[Stored dataset items]
○ ○ ○ ○
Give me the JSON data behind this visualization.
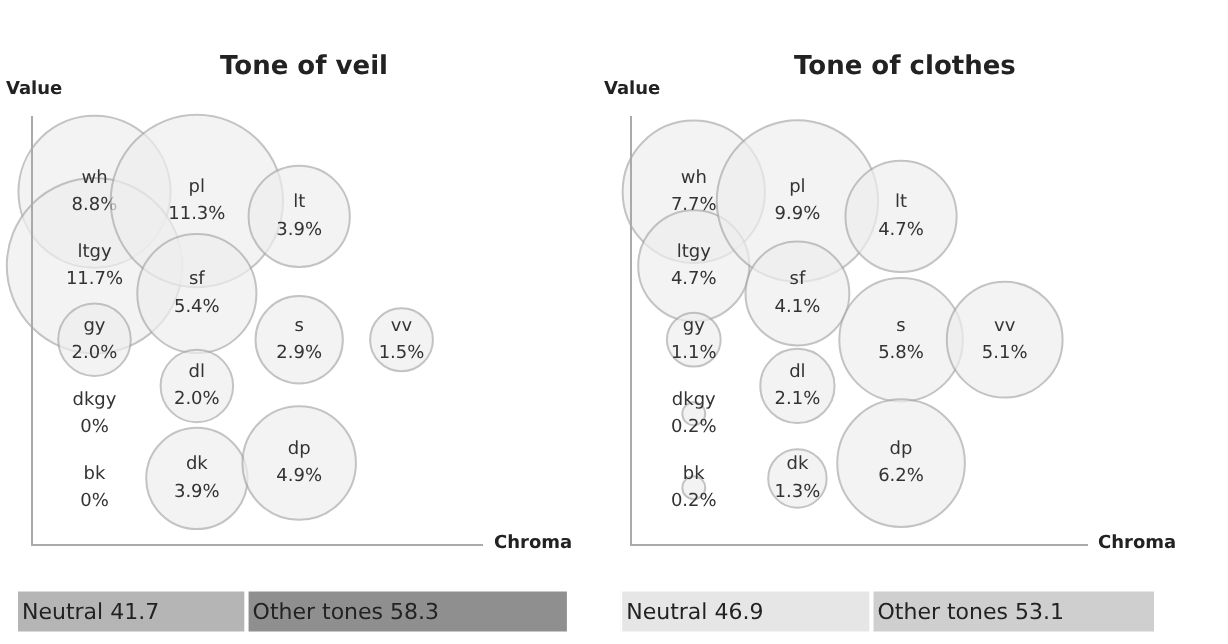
{
  "chart_data": [
    {
      "type": "other",
      "title": "Tone of veil",
      "xlabel": "Chroma",
      "ylabel": "Value",
      "categories": [
        "wh",
        "ltgy",
        "gy",
        "dkgy",
        "bk",
        "pl",
        "sf",
        "dl",
        "dk",
        "lt",
        "s",
        "dp",
        "vv"
      ],
      "series": [
        {
          "color": "#eeeeee",
          "values": [
            8.8,
            11.7,
            2.0,
            0,
            0,
            null,
            null,
            null,
            null,
            null,
            null,
            null,
            null
          ],
          "value_labels": [
            "8.8%",
            "11.7%",
            "2.0%",
            "0%",
            "0%",
            null,
            null,
            null,
            null,
            null,
            null,
            null,
            null
          ]
        },
        {
          "color": "#eeeeee",
          "values": [
            null,
            null,
            null,
            null,
            null,
            11.3,
            5.4,
            2.0,
            3.9,
            null,
            null,
            null,
            null
          ],
          "value_labels": [
            null,
            null,
            null,
            null,
            null,
            "11.3%",
            "5.4%",
            "2.0%",
            "3.9%",
            null,
            null,
            null,
            null
          ]
        },
        {
          "color": "#eeeeee",
          "values": [
            null,
            null,
            null,
            null,
            null,
            null,
            null,
            null,
            null,
            3.9,
            2.9,
            4.9,
            null
          ],
          "value_labels": [
            null,
            null,
            null,
            null,
            null,
            null,
            null,
            null,
            null,
            "3.9%",
            "2.9%",
            "4.9%",
            null
          ]
        },
        {
          "color": "#eeeeee",
          "values": [
            null,
            null,
            null,
            null,
            null,
            null,
            null,
            null,
            null,
            null,
            null,
            null,
            1.5
          ],
          "value_labels": [
            null,
            null,
            null,
            null,
            null,
            null,
            null,
            null,
            null,
            null,
            null,
            null,
            "1.5%"
          ]
        }
      ]
    },
    {
      "type": "other",
      "title": "Tone of clothes",
      "xlabel": "Chroma",
      "ylabel": "Value",
      "categories": [
        "wh",
        "ltgy",
        "gy",
        "dkgy",
        "bk",
        "pl",
        "sf",
        "dl",
        "dk",
        "lt",
        "s",
        "dp",
        "vv"
      ],
      "series": [
        {
          "color": "#eeeeee",
          "values": [
            7.7,
            4.7,
            1.1,
            0.2,
            0.2,
            null,
            null,
            null,
            null,
            null,
            null,
            null,
            null
          ],
          "value_labels": [
            "7.7%",
            "4.7%",
            "1.1%",
            "0.2%",
            "0.2%",
            null,
            null,
            null,
            null,
            null,
            null,
            null,
            null
          ]
        },
        {
          "color": "#eeeeee",
          "values": [
            null,
            null,
            null,
            null,
            null,
            9.9,
            4.1,
            2.1,
            1.3,
            null,
            null,
            null,
            null
          ],
          "value_labels": [
            null,
            null,
            null,
            null,
            null,
            "9.9%",
            "4.1%",
            "2.1%",
            "1.3%",
            null,
            null,
            null,
            null
          ]
        },
        {
          "color": "#eeeeee",
          "values": [
            null,
            null,
            null,
            null,
            null,
            null,
            null,
            null,
            null,
            4.7,
            5.8,
            6.2,
            null
          ],
          "value_labels": [
            null,
            null,
            null,
            null,
            null,
            null,
            null,
            null,
            null,
            "4.7%",
            "5.8%",
            "6.2%",
            null
          ]
        },
        {
          "color": "#eeeeee",
          "values": [
            null,
            null,
            null,
            null,
            null,
            null,
            null,
            null,
            null,
            null,
            null,
            null,
            5.1
          ],
          "value_labels": [
            null,
            null,
            null,
            null,
            null,
            null,
            null,
            null,
            null,
            null,
            null,
            null,
            "5.1%"
          ]
        }
      ]
    },
    {
      "type": "bar",
      "orientation": "horizontal",
      "stacked": true,
      "categories": [
        null
      ],
      "xlim": [
        0,
        100
      ],
      "tick_labels": false,
      "series": [
        {
          "color": "#b5b5b5",
          "values": [
            41.7
          ],
          "value_labels": [
            "Neutral 41.7"
          ]
        },
        {
          "color": "#8f8f8f",
          "values": [
            58.3
          ],
          "value_labels": [
            "Other tones 58.3"
          ]
        }
      ]
    },
    {
      "type": "bar",
      "orientation": "horizontal",
      "stacked": true,
      "categories": [
        null
      ],
      "xlim": [
        0,
        100
      ],
      "tick_labels": false,
      "series": [
        {
          "color": "#e6e6e6",
          "values": [
            46.9
          ],
          "value_labels": [
            "Neutral 46.9"
          ]
        },
        {
          "color": "#cfcfcf",
          "values": [
            53.1
          ],
          "value_labels": [
            "Other tones 53.1"
          ]
        }
      ]
    }
  ]
}
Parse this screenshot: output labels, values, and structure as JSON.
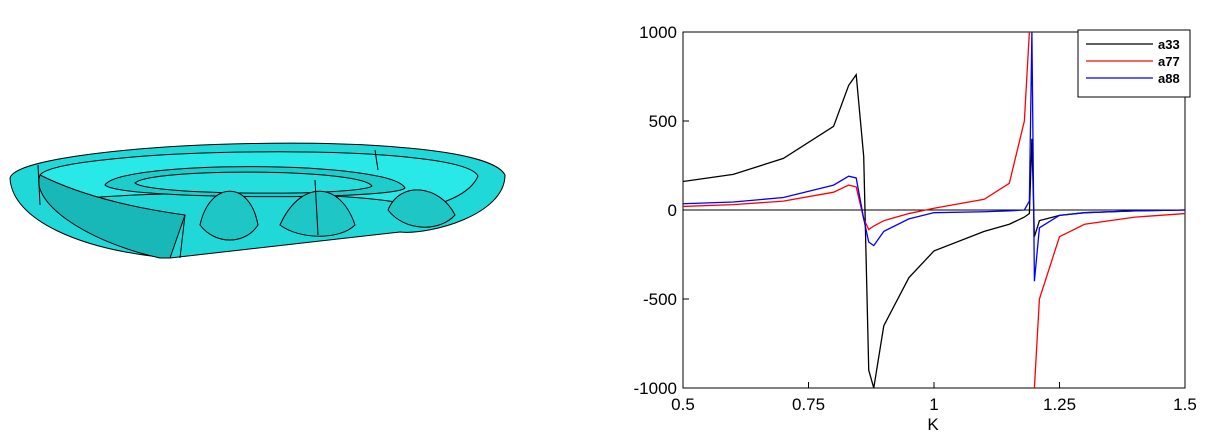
{
  "chart_data": {
    "type": "line",
    "x_label": "K",
    "x": [
      0.5,
      0.6,
      0.7,
      0.8,
      0.83,
      0.845,
      0.86,
      0.87,
      0.88,
      0.9,
      0.95,
      1.0,
      1.1,
      1.15,
      1.18,
      1.19,
      1.195,
      1.2,
      1.21,
      1.25,
      1.3,
      1.4,
      1.5
    ],
    "series": [
      {
        "name": "a33",
        "color": "#000000",
        "values": [
          160,
          200,
          290,
          470,
          700,
          760,
          300,
          -900,
          -1000,
          -650,
          -380,
          -230,
          -120,
          -80,
          -40,
          -20,
          400,
          -150,
          -60,
          -30,
          -15,
          -5,
          0
        ]
      },
      {
        "name": "a77",
        "color": "#ff0000",
        "values": [
          20,
          30,
          50,
          100,
          140,
          130,
          -50,
          -110,
          -90,
          -60,
          -20,
          10,
          60,
          150,
          500,
          1000,
          null,
          -1000,
          -500,
          -150,
          -80,
          -40,
          -20
        ]
      },
      {
        "name": "a88",
        "color": "#0000ff",
        "values": [
          35,
          45,
          70,
          140,
          190,
          180,
          -50,
          -180,
          -200,
          -120,
          -50,
          -15,
          -10,
          -5,
          0,
          50,
          1000,
          -400,
          -100,
          -30,
          -15,
          -5,
          0
        ]
      }
    ],
    "xlim": [
      0.5,
      1.5
    ],
    "xticks": [
      0.5,
      0.75,
      1,
      1.25,
      1.5
    ],
    "ylim": [
      -1000,
      1000
    ],
    "yticks": [
      -1000,
      -500,
      0,
      500,
      1000
    ],
    "legend": "upper right"
  }
}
○ ○ ○ ○
Quote every line of the records above exactly; no picture is to be copied.

Give me the JSON data behind this visualization.
{
  "chart_data": [
    {
      "type": "other",
      "title": "Tone of veil",
      "xlabel": "Chroma",
      "ylabel": "Value",
      "categories": [
        "wh",
        "ltgy",
        "gy",
        "dkgy",
        "bk",
        "pl",
        "sf",
        "dl",
        "dk",
        "lt",
        "s",
        "dp",
        "vv"
      ],
      "series": [
        {
          "color": "#eeeeee",
          "values": [
            8.8,
            11.7,
            2.0,
            0,
            0,
            null,
            null,
            null,
            null,
            null,
            null,
            null,
            null
          ],
          "value_labels": [
            "8.8%",
            "11.7%",
            "2.0%",
            "0%",
            "0%",
            null,
            null,
            null,
            null,
            null,
            null,
            null,
            null
          ]
        },
        {
          "color": "#eeeeee",
          "values": [
            null,
            null,
            null,
            null,
            null,
            11.3,
            5.4,
            2.0,
            3.9,
            null,
            null,
            null,
            null
          ],
          "value_labels": [
            null,
            null,
            null,
            null,
            null,
            "11.3%",
            "5.4%",
            "2.0%",
            "3.9%",
            null,
            null,
            null,
            null
          ]
        },
        {
          "color": "#eeeeee",
          "values": [
            null,
            null,
            null,
            null,
            null,
            null,
            null,
            null,
            null,
            3.9,
            2.9,
            4.9,
            null
          ],
          "value_labels": [
            null,
            null,
            null,
            null,
            null,
            null,
            null,
            null,
            null,
            "3.9%",
            "2.9%",
            "4.9%",
            null
          ]
        },
        {
          "color": "#eeeeee",
          "values": [
            null,
            null,
            null,
            null,
            null,
            null,
            null,
            null,
            null,
            null,
            null,
            null,
            1.5
          ],
          "value_labels": [
            null,
            null,
            null,
            null,
            null,
            null,
            null,
            null,
            null,
            null,
            null,
            null,
            "1.5%"
          ]
        }
      ]
    },
    {
      "type": "other",
      "title": "Tone of clothes",
      "xlabel": "Chroma",
      "ylabel": "Value",
      "categories": [
        "wh",
        "ltgy",
        "gy",
        "dkgy",
        "bk",
        "pl",
        "sf",
        "dl",
        "dk",
        "lt",
        "s",
        "dp",
        "vv"
      ],
      "series": [
        {
          "color": "#eeeeee",
          "values": [
            7.7,
            4.7,
            1.1,
            0.2,
            0.2,
            null,
            null,
            null,
            null,
            null,
            null,
            null,
            null
          ],
          "value_labels": [
            "7.7%",
            "4.7%",
            "1.1%",
            "0.2%",
            "0.2%",
            null,
            null,
            null,
            null,
            null,
            null,
            null,
            null
          ]
        },
        {
          "color": "#eeeeee",
          "values": [
            null,
            null,
            null,
            null,
            null,
            9.9,
            4.1,
            2.1,
            1.3,
            null,
            null,
            null,
            null
          ],
          "value_labels": [
            null,
            null,
            null,
            null,
            null,
            "9.9%",
            "4.1%",
            "2.1%",
            "1.3%",
            null,
            null,
            null,
            null
          ]
        },
        {
          "color": "#eeeeee",
          "values": [
            null,
            null,
            null,
            null,
            null,
            null,
            null,
            null,
            null,
            4.7,
            5.8,
            6.2,
            null
          ],
          "value_labels": [
            null,
            null,
            null,
            null,
            null,
            null,
            null,
            null,
            null,
            "4.7%",
            "5.8%",
            "6.2%",
            null
          ]
        },
        {
          "color": "#eeeeee",
          "values": [
            null,
            null,
            null,
            null,
            null,
            null,
            null,
            null,
            null,
            null,
            null,
            null,
            5.1
          ],
          "value_labels": [
            null,
            null,
            null,
            null,
            null,
            null,
            null,
            null,
            null,
            null,
            null,
            null,
            "5.1%"
          ]
        }
      ]
    },
    {
      "type": "bar",
      "orientation": "horizontal",
      "stacked": true,
      "categories": [
        null
      ],
      "xlim": [
        0,
        100
      ],
      "tick_labels": false,
      "series": [
        {
          "color": "#b5b5b5",
          "values": [
            41.7
          ],
          "value_labels": [
            "Neutral 41.7"
          ]
        },
        {
          "color": "#8f8f8f",
          "values": [
            58.3
          ],
          "value_labels": [
            "Other tones 58.3"
          ]
        }
      ]
    },
    {
      "type": "bar",
      "orientation": "horizontal",
      "stacked": true,
      "categories": [
        null
      ],
      "xlim": [
        0,
        100
      ],
      "tick_labels": false,
      "series": [
        {
          "color": "#e6e6e6",
          "values": [
            46.9
          ],
          "value_labels": [
            "Neutral 46.9"
          ]
        },
        {
          "color": "#cfcfcf",
          "values": [
            53.1
          ],
          "value_labels": [
            "Other tones 53.1"
          ]
        }
      ]
    }
  ]
}
Parse this screenshot: output labels, values, and structure as JSON.
{
  "chart_data": {
    "type": "line",
    "x_label": "K",
    "x": [
      0.5,
      0.6,
      0.7,
      0.8,
      0.83,
      0.845,
      0.86,
      0.87,
      0.88,
      0.9,
      0.95,
      1.0,
      1.1,
      1.15,
      1.18,
      1.19,
      1.195,
      1.2,
      1.21,
      1.25,
      1.3,
      1.4,
      1.5
    ],
    "series": [
      {
        "name": "a33",
        "color": "#000000",
        "values": [
          160,
          200,
          290,
          470,
          700,
          760,
          300,
          -900,
          -1000,
          -650,
          -380,
          -230,
          -120,
          -80,
          -40,
          -20,
          400,
          -150,
          -60,
          -30,
          -15,
          -5,
          0
        ]
      },
      {
        "name": "a77",
        "color": "#ff0000",
        "values": [
          20,
          30,
          50,
          100,
          140,
          130,
          -50,
          -110,
          -90,
          -60,
          -20,
          10,
          60,
          150,
          500,
          1000,
          null,
          -1000,
          -500,
          -150,
          -80,
          -40,
          -20
        ]
      },
      {
        "name": "a88",
        "color": "#0000ff",
        "values": [
          35,
          45,
          70,
          140,
          190,
          180,
          -50,
          -180,
          -200,
          -120,
          -50,
          -15,
          -10,
          -5,
          0,
          50,
          1000,
          -400,
          -100,
          -30,
          -15,
          -5,
          0
        ]
      }
    ],
    "xlim": [
      0.5,
      1.5
    ],
    "xticks": [
      0.5,
      0.75,
      1,
      1.25,
      1.5
    ],
    "ylim": [
      -1000,
      1000
    ],
    "yticks": [
      -1000,
      -500,
      0,
      500,
      1000
    ],
    "legend": "upper right"
  }
}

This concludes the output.